Reproduce the lines of the data below exactly, starting with the line that contains "form-field-label: PHONE [675, 288, 712, 299]" and going on through the line that contains "code-token: some [119, 178, 145, 190]".

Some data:
□ □ □ □ □
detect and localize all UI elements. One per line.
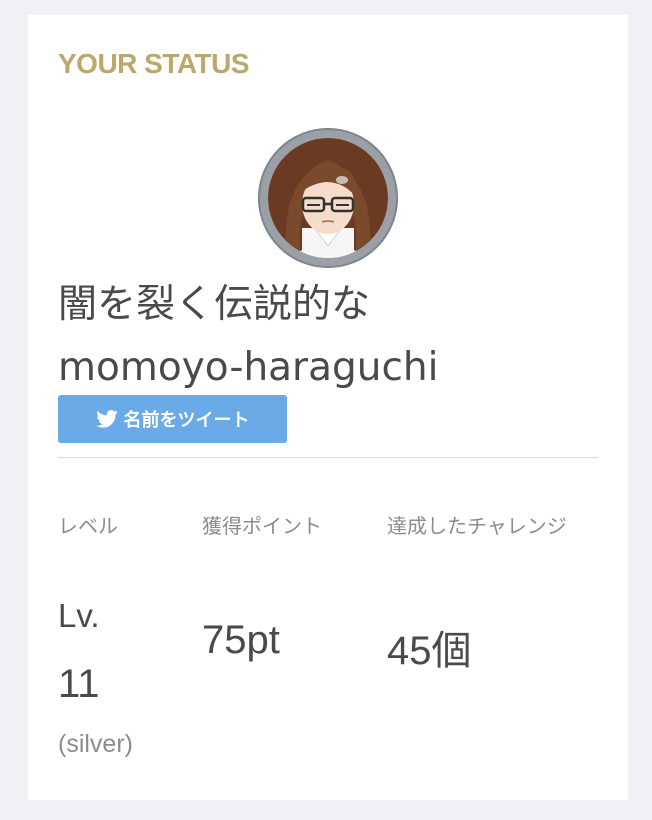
tweet-button-label: 名前をツイート — [123, 410, 250, 431]
stat-level-label: レベル — [58, 514, 118, 538]
stat-points: 獲得ポイント 75pt — [202, 512, 352, 662]
stat-challenges: 達成したチャレンジ 45個 — [387, 512, 602, 673]
user-title: 闇を裂く伝説的な — [58, 282, 371, 327]
stat-level-rank: (silver) — [58, 730, 133, 758]
stat-level-value: 11 — [58, 662, 100, 706]
stat-challenges-value: 45個 — [387, 629, 472, 673]
status-card: YOUR STATUS 闇を裂く伝説的な momoyo-haraguchi 名前… — [28, 15, 628, 800]
section-title: YOUR STATUS — [58, 48, 250, 79]
avatar — [258, 128, 398, 268]
tweet-name-button[interactable]: 名前をツイート — [58, 395, 287, 443]
divider — [58, 457, 598, 458]
stat-level: レベル Lv. 11 (silver) — [58, 512, 178, 758]
avatar-illustration — [268, 138, 388, 258]
username: momoyo-haraguchi — [58, 345, 439, 390]
stat-challenges-label: 達成したチャレンジ — [387, 514, 567, 538]
stat-points-label: 獲得ポイント — [202, 514, 322, 538]
stat-level-prefix: Lv. — [58, 597, 100, 634]
twitter-bird-icon — [95, 410, 118, 428]
stat-points-value: 75pt — [202, 618, 280, 662]
user-title-name: 闇を裂く伝説的な momoyo-haraguchi — [58, 273, 618, 399]
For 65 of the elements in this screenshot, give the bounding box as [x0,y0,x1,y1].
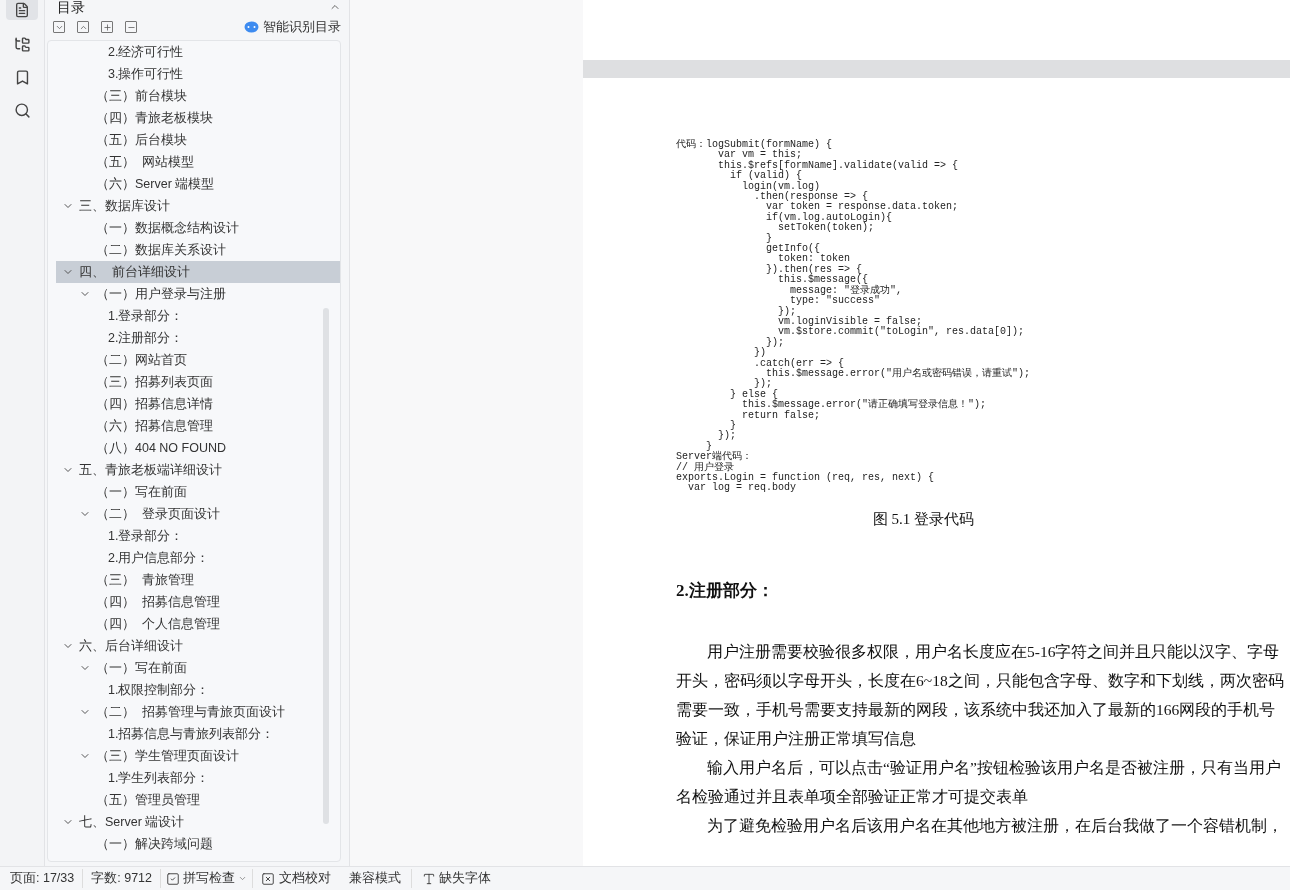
outline-item[interactable]: （八）404 NO FOUND [56,437,340,459]
collapse-all-icon[interactable] [77,21,89,33]
smart-toc-button[interactable]: 智能识别目录 [244,17,341,37]
page-count[interactable]: 页面: 17/33 [10,869,84,888]
missing-fonts-button[interactable]: 缺失字体 [411,869,501,888]
outline-item[interactable]: （四） 招募信息管理 [56,591,340,613]
outline-item[interactable]: （一）解决跨域问题 [56,833,340,855]
section-heading: 2.注册部分： [676,580,775,603]
outline-item[interactable]: 四、 前台详细设计 [56,261,340,283]
outline-item[interactable]: （四） 个人信息管理 [56,613,340,635]
word-count[interactable]: 字数: 9712 [83,869,161,888]
body-paragraph: 为了避免检验用户名后该用户名在其他地方被注册，在后台我做了一个容错机制， [706,815,1284,836]
outline-item[interactable]: （二） 登录页面设计 [56,503,340,525]
outline-item[interactable]: （三） 青旅管理 [56,569,340,591]
proofread-button[interactable]: 文档校对 [252,869,339,888]
plus-icon[interactable] [101,21,113,33]
outline-item[interactable]: 1.招募信息与青旅列表部分： [56,723,340,745]
outline-item[interactable]: （四）招募信息详情 [56,393,340,415]
robot-icon [244,21,259,33]
outline-item[interactable]: 1.学生列表部分： [56,767,340,789]
font-icon [422,871,436,886]
outline-item[interactable]: （三）招募列表页面 [56,371,340,393]
outline-tab[interactable] [6,0,38,20]
outline-item[interactable]: 1.登录部分： [56,525,340,547]
outline-item[interactable]: （一）数据概念结构设计 [56,217,340,239]
outline-item[interactable]: （三）学生管理页面设计 [56,745,340,767]
figure-caption: 图 5.1 登录代码 [872,509,974,529]
outline-item[interactable]: 2.注册部分： [56,327,340,349]
caret-icon [238,874,247,883]
outline-item[interactable]: （一）写在前面 [56,657,340,679]
outline-item[interactable]: （六）Server 端模型 [56,173,340,195]
outline-item[interactable]: 2.用户信息部分： [56,547,340,569]
outline-item[interactable]: 3.操作可行性 [56,63,340,85]
outline-item[interactable]: （六）招募信息管理 [56,415,340,437]
outline-item[interactable]: （一）写在前面 [56,481,340,503]
outline-item[interactable]: （一）用户登录与注册 [56,283,340,305]
outline-item[interactable]: （五） 网站模型 [56,151,340,173]
outline-item[interactable]: （三）前台模块 [56,85,340,107]
outline-item[interactable]: 1.登录部分： [56,305,340,327]
scrollbar-thumb[interactable] [323,308,329,824]
panel-title: 目录 [57,0,85,14]
spell-check-button[interactable]: 拼写检查 [161,869,252,888]
outline-item[interactable]: （五）后台模块 [56,129,340,151]
code-text: 代码：logSubmit(formName) { var vm = this; this.$refs[formName].validate(valid => { if (valid) { login(vm.log) .then(response => { var token = response.data.token; if(vm.log.autoLogin){ setToken(token); } getInfo({ token: token }).then(res => { this.$message({ message: "登录成功", type: "success" }); vm.loginVisible = false; vm.$store.commit("toLogin", res.data[0]); }); }) .catch(err => { this.$message.error("用户名或密码错误，请重试"); }); } else { this.$message.error("请正确填写登录信息！"); return false; } }); } Server端代码： // 用户登录 exports.Login = function (req, res, next) { var log = req.body [676,140,1031,494]
body-paragraph: 输入用户名后，可以点击“验证用户名”按钮检验该用户名是否被注册，只有当用户名检验通过并且表单项全部验证正常才可提交表单 [676,757,1282,807]
compat-mode-button[interactable]: 兼容模式 [339,869,411,888]
outline-item[interactable]: 七、Server 端设计 [56,811,340,833]
document-icon [14,2,30,18]
outline-item[interactable]: 六、后台详细设计 [56,635,340,657]
body-paragraph: 用户注册需要校验很多权限，用户名长度应在5-16字符之间并且只能以汉字、字母开头，密码须以字母开头，长度在6~18之间，只能包含字母、数字和下划线，两次密码需要一致，手机号需要支持最新的网段，该系统中我还加入了最新的166网段的手机号验证，保证用户注册正常填写信息 [676,641,1284,749]
outline-item[interactable]: （二）数据库关系设计 [56,239,340,261]
x-box-icon [261,871,275,886]
outline-item[interactable]: 2.经济可行性 [56,41,340,63]
outline-item[interactable]: （五）管理员管理 [56,789,340,811]
outline-item[interactable]: 三、数据库设计 [56,195,340,217]
outline-item[interactable]: （四）青旅老板模块 [56,107,340,129]
outline-item[interactable]: 五、青旅老板端详细设计 [56,459,340,481]
checkbox-icon [166,871,180,886]
outline-item[interactable]: （二）网站首页 [56,349,340,371]
minus-icon[interactable] [125,21,137,33]
folder-tree-icon[interactable] [13,36,31,53]
outline-item[interactable]: 1.权限控制部分： [56,679,340,701]
expand-all-icon[interactable] [53,21,65,33]
outline-item[interactable]: （二） 招募管理与青旅页面设计 [56,701,340,723]
search-icon[interactable] [13,102,31,119]
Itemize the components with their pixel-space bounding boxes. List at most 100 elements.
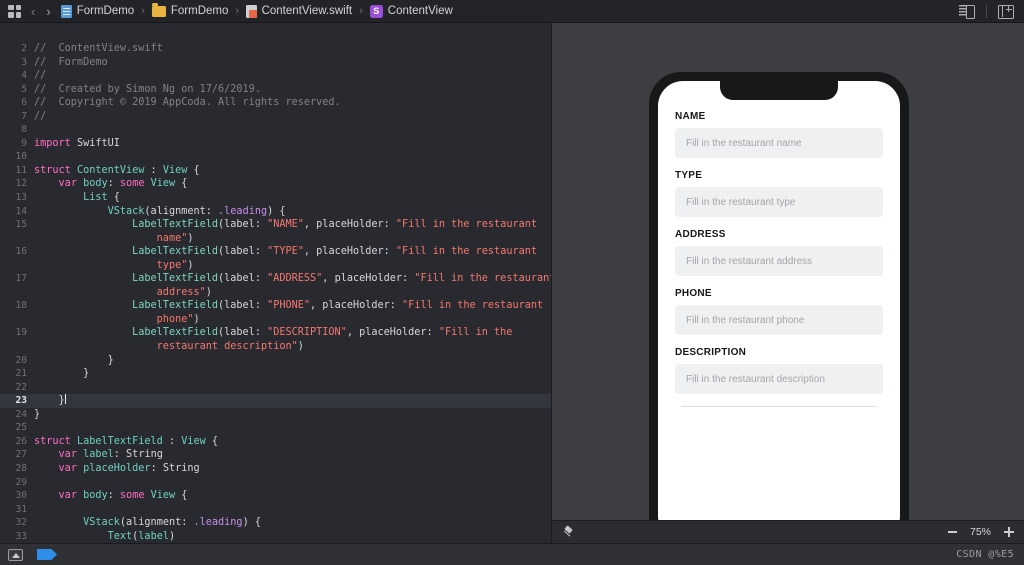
form-field-label: PHONE [675, 288, 712, 299]
line-number: 25 [15, 422, 27, 434]
code-line[interactable]: 5 // Created by Simon Ng on 17/6/2019. [0, 83, 551, 97]
blue-flag-icon[interactable] [37, 549, 57, 560]
code-line[interactable]: 14 VStack(alignment: .leading) { [0, 205, 551, 219]
code-line[interactable]: 27 var label: String [0, 448, 551, 462]
line-number: 7 [21, 110, 27, 122]
code-token: "TYPE" [267, 246, 304, 258]
code-token: some [119, 178, 145, 190]
code-line[interactable]: 33 Text(label) [0, 530, 551, 543]
code-line[interactable]: 23 } [0, 394, 551, 408]
code-token: .leading [193, 517, 243, 529]
code-line[interactable]: 4 // [0, 69, 551, 83]
code-line[interactable]: 31 [0, 503, 551, 517]
code-token: (label: [218, 327, 268, 339]
code-lines: 2 // ContentView.swift 3 // FormDemo 4 // 5 // … [0, 23, 551, 543]
inspector-toggle-icon[interactable] [959, 4, 976, 19]
line-number: 21 [15, 368, 27, 380]
form-text-field[interactable]: Fill in the restaurant description [675, 364, 883, 394]
back-button[interactable]: ‹ [30, 5, 36, 18]
code-token: "Fill in the [438, 327, 513, 339]
code-line[interactable]: 28 var placeHolder: String [0, 462, 551, 476]
form-text-field[interactable]: Fill in the restaurant type [675, 187, 883, 217]
code-line[interactable]: 3 // FormDemo [0, 56, 551, 70]
code-line[interactable]: 30 var body: some View { [0, 489, 551, 503]
code-line[interactable]: 16 LabelTextField(label: "TYPE", placeHo… [0, 245, 551, 259]
form-text-field[interactable]: Fill in the restaurant address [675, 246, 883, 276]
code-line[interactable]: 18 LabelTextField(label: "PHONE", placeH… [0, 299, 551, 313]
breadcrumb-item-folder[interactable]: FormDemo [151, 3, 228, 17]
code-line[interactable]: 15 LabelTextField(label: "NAME", placeHo… [0, 218, 551, 232]
code-token: View [181, 435, 206, 447]
code-text: VStack(alignment: .leading) { [34, 205, 551, 219]
code-token: { [107, 192, 120, 204]
code-line[interactable]: 21 } [0, 367, 551, 381]
code-line[interactable]: 12 var body: some View { [0, 177, 551, 191]
code-token: View [150, 178, 176, 190]
code-token: import [34, 137, 71, 149]
code-line[interactable]: 25 [0, 421, 551, 435]
code-line[interactable]: 29 [0, 476, 551, 490]
code-line[interactable]: 6 // Copyright © 2019 AppCoda. All rights… [0, 96, 551, 110]
code-line[interactable]: 22 [0, 381, 551, 395]
toolbar-right-group [959, 4, 1016, 19]
code-line[interactable]: 26 struct LabelTextField : View { [0, 435, 551, 449]
forward-button[interactable]: › [45, 5, 51, 18]
code-line[interactable]: 2 // ContentView.swift [0, 42, 551, 56]
zoom-in-button[interactable] [1004, 527, 1014, 537]
code-line[interactable]: 20 } [0, 354, 551, 368]
code-text: var placeHolder: String [34, 462, 551, 476]
breadcrumb-item-project[interactable]: FormDemo [60, 4, 134, 18]
folder-icon [151, 3, 166, 17]
code-line[interactable]: 11 struct ContentView : View { [0, 164, 551, 178]
breadcrumb-item-symbol[interactable]: S ContentView [369, 4, 453, 18]
breadcrumb-label: ContentView [387, 5, 453, 17]
code-line[interactable]: phone") [0, 313, 551, 327]
show-filter-icon[interactable] [8, 548, 23, 561]
form-field-placeholder: Fill in the restaurant name [686, 137, 802, 149]
zoom-out-button[interactable] [948, 531, 957, 533]
line-number: 32 [15, 517, 27, 529]
pin-icon[interactable] [562, 526, 575, 539]
code-text: LabelTextField(label: "TYPE", placeHolde… [34, 245, 551, 259]
line-number: 9 [21, 137, 27, 149]
line-number: 27 [15, 449, 27, 461]
code-line[interactable]: address") [0, 286, 551, 300]
code-text: } [34, 354, 551, 368]
code-line[interactable]: 9 import SwiftUI [0, 137, 551, 151]
code-token: some [119, 490, 145, 502]
device-screen[interactable]: NAME Fill in the restaurant name TYPE Fill … [658, 81, 900, 541]
code-token: SwiftUI [70, 137, 120, 149]
form-group: TYPE Fill in the restaurant type [675, 170, 883, 217]
code-line[interactable]: type") [0, 259, 551, 273]
code-line[interactable]: restaurant description") [0, 340, 551, 354]
code-text: struct ContentView : View { [34, 164, 551, 178]
code-line[interactable]: 8 [0, 123, 551, 137]
line-number: 31 [15, 503, 27, 515]
code-line[interactable]: 17 LabelTextField(label: "ADDRESS", plac… [0, 272, 551, 286]
code-line[interactable]: 10 [0, 150, 551, 164]
code-line[interactable]: 7 // [0, 110, 551, 124]
code-line[interactable]: 32 VStack(alignment: .leading) { [0, 516, 551, 530]
form-text-field[interactable]: Fill in the restaurant phone [675, 305, 883, 335]
grid-icon[interactable] [8, 4, 21, 18]
code-editor[interactable]: 2 // ContentView.swift 3 // FormDemo 4 // 5 // … [0, 23, 551, 543]
line-number: 2 [21, 43, 27, 54]
form-text-field[interactable]: Fill in the restaurant name [675, 128, 883, 158]
breadcrumb-item-file[interactable]: ContentView.swift [246, 4, 352, 18]
code-line[interactable]: 19 LabelTextField(label: "DESCRIPTION", … [0, 326, 551, 340]
code-line[interactable]: 13 List { [0, 191, 551, 205]
code-line[interactable]: 24} [0, 408, 551, 422]
line-number [0, 286, 34, 300]
code-token: String [126, 449, 163, 461]
add-editor-icon[interactable] [997, 4, 1014, 19]
code-line[interactable]: name") [0, 232, 551, 246]
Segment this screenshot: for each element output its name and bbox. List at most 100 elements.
□ □ □ □ □
Solved problem:
form-field-label: PHONE [675, 288, 712, 299]
line-number: 25 [15, 422, 27, 434]
code-line[interactable]: 5 // Created by Simon Ng on 17/6/2019. [0, 83, 551, 97]
blue-flag-icon[interactable] [37, 549, 57, 560]
code-line[interactable]: 14 VStack(alignment: .leading) { [0, 205, 551, 219]
code-line[interactable]: 27 var label: String [0, 448, 551, 462]
line-number: 7 [21, 110, 27, 122]
code-token: "TYPE" [267, 246, 304, 258]
code-token: some [119, 178, 145, 190]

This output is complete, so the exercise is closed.